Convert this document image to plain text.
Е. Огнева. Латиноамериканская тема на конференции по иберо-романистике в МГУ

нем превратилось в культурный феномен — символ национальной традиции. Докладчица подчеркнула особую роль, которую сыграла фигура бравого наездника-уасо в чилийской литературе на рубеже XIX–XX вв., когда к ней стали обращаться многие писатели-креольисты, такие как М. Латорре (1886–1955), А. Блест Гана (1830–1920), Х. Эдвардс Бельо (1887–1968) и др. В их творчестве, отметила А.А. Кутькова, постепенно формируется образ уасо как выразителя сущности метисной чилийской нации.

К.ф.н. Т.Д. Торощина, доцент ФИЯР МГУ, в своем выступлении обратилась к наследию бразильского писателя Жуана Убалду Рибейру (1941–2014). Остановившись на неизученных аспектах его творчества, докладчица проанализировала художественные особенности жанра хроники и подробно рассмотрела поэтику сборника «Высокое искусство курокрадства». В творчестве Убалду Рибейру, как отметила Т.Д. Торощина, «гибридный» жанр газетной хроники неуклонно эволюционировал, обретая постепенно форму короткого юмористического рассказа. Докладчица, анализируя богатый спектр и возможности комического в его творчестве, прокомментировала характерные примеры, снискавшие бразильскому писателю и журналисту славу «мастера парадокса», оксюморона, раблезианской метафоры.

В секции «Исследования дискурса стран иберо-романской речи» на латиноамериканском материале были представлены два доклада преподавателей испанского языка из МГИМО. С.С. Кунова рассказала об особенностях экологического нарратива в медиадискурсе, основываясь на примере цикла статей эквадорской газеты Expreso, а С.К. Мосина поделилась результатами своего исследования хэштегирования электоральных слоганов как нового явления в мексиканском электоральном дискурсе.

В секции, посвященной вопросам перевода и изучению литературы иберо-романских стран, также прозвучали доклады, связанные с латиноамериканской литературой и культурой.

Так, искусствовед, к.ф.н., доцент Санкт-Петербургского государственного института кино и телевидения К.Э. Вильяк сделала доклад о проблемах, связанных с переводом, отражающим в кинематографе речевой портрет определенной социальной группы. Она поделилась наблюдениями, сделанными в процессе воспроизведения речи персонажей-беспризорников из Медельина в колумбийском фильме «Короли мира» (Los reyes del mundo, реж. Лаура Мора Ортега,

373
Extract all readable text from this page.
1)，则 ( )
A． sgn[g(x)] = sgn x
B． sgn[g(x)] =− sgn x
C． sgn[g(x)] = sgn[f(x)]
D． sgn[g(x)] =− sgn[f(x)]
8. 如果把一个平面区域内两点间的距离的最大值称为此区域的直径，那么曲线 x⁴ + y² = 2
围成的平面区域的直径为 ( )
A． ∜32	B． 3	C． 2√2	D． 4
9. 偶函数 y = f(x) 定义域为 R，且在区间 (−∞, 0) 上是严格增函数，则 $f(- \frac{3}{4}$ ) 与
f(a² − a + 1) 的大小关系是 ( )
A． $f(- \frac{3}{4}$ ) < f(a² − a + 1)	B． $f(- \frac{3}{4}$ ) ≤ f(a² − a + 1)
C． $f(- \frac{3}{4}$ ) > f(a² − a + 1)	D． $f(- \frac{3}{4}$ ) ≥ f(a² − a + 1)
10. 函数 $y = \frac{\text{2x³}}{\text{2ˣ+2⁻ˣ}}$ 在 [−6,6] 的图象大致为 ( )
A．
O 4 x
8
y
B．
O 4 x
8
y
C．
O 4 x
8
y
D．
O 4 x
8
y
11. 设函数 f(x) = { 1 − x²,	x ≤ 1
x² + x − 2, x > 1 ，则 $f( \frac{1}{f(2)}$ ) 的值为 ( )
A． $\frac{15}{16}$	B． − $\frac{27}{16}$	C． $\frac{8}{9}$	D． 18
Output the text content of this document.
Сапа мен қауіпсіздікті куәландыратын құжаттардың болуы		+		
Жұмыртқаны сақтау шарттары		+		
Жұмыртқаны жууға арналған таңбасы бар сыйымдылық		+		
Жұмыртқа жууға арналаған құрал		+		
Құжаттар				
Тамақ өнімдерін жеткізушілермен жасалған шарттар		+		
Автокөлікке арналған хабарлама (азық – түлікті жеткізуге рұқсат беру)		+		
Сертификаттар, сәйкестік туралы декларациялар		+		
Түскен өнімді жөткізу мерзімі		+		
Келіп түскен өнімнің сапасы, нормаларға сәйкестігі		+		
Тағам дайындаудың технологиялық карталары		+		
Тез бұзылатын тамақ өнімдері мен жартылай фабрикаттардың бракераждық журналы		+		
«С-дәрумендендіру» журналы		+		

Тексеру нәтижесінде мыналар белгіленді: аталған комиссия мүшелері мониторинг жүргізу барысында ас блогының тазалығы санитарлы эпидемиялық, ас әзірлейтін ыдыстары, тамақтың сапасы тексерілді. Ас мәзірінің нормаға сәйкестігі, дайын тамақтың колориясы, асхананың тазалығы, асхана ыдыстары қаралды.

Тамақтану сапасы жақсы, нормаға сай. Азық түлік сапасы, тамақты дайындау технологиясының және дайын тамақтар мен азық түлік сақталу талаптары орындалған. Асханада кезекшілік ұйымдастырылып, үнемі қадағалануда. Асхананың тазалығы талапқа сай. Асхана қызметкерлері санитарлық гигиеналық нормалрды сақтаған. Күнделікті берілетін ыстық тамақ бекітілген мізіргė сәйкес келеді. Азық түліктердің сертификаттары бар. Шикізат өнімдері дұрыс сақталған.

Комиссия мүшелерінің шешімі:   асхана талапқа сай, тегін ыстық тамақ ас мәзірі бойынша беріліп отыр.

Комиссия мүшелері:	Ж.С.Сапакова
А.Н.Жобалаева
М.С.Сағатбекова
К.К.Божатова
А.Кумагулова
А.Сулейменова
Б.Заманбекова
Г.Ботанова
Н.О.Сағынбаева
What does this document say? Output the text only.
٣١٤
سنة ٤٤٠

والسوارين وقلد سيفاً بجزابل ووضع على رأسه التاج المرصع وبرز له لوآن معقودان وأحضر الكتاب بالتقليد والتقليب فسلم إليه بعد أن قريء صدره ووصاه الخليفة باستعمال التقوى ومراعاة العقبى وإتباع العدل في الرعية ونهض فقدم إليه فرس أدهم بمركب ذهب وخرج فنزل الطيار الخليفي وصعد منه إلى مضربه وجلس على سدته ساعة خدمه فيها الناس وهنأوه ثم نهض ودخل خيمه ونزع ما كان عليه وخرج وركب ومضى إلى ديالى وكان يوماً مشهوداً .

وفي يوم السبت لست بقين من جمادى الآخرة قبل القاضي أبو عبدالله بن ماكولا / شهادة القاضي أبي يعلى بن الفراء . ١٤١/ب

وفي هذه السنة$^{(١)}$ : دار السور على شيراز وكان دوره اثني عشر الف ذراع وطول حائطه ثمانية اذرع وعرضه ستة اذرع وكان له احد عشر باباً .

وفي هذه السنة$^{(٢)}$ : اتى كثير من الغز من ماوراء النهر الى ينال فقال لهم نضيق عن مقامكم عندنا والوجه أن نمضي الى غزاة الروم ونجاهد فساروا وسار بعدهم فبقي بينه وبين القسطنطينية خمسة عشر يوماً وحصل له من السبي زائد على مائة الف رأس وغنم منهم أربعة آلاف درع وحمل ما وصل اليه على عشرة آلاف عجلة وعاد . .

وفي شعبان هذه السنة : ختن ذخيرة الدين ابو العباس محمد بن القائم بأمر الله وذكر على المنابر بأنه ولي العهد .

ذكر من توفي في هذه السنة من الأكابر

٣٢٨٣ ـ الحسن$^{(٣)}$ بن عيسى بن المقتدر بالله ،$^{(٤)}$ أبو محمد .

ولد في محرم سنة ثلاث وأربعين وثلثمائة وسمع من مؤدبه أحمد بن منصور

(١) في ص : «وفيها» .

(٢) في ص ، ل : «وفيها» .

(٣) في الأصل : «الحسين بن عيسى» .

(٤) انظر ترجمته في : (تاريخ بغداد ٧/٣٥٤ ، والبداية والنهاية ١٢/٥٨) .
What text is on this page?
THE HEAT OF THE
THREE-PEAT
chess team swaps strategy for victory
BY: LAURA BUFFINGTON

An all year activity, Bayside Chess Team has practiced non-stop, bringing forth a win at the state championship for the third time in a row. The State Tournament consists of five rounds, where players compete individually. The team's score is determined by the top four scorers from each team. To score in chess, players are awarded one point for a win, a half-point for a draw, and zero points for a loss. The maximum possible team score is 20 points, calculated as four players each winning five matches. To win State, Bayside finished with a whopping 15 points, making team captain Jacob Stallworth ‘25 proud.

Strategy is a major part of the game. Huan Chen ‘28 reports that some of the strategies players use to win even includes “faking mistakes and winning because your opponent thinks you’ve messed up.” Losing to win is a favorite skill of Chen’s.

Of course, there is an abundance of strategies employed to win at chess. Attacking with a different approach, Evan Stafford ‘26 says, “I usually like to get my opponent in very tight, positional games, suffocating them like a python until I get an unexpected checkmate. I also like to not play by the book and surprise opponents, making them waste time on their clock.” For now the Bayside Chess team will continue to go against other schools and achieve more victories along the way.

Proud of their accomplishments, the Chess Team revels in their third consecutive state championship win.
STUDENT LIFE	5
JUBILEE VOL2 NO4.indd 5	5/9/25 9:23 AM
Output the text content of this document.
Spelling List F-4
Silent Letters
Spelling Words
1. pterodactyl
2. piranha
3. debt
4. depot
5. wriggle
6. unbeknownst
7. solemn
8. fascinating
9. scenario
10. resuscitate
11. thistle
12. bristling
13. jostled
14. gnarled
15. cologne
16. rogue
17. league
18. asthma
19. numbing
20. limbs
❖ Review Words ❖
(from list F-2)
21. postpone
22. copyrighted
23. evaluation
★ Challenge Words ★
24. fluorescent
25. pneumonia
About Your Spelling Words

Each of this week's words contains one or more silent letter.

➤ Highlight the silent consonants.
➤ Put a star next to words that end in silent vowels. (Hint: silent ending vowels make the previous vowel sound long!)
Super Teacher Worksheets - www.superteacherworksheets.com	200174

> _Problem to work on_
Select every line where the word "журналы" occurs.

> _Exercise output_
Тез бұзылатын тамақ өнімдері мен жартылай фабрикаттардың бракераждық журналы		+		
«С-дәрумендендіру» журналы		+		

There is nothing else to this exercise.